--- start DATA FOR THE TASK ---
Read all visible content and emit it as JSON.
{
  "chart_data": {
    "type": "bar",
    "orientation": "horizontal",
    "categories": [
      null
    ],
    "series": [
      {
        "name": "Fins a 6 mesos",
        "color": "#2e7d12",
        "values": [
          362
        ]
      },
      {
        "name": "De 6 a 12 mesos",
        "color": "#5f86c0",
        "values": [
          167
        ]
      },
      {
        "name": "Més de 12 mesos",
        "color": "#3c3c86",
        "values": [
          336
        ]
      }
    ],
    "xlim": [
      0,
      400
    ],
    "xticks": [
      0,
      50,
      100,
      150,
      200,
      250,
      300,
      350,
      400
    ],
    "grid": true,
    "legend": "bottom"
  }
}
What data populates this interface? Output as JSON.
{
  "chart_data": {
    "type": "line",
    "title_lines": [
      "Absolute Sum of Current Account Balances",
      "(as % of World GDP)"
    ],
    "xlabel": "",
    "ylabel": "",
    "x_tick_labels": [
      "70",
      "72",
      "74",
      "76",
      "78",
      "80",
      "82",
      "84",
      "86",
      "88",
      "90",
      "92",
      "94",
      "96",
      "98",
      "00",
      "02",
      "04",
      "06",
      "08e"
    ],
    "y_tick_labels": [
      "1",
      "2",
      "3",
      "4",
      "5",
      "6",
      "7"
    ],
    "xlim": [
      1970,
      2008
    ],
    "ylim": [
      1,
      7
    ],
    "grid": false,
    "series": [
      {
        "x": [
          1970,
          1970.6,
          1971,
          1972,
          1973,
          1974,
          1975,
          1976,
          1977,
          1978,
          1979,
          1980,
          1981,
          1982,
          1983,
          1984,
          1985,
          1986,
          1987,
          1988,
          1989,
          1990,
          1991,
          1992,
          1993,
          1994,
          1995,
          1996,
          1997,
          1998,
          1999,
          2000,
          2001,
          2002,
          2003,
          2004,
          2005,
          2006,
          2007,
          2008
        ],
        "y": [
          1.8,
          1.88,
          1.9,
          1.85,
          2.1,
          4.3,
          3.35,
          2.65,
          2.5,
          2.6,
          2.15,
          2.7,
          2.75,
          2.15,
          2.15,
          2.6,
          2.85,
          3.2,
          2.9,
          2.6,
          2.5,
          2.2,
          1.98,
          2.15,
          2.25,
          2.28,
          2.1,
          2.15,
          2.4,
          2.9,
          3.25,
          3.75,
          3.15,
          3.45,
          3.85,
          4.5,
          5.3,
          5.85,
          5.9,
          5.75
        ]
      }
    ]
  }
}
--- end DATA FOR THE TASK ---
▸ TASK DESCRIPTION: Track down every line of the material containing the string "name", and copy it.

▸ THE SOLUTION:
        "name": "Fins a 6 mesos",
        "name": "De 6 a 12 mesos",
        "name": "Més de 12 mesos",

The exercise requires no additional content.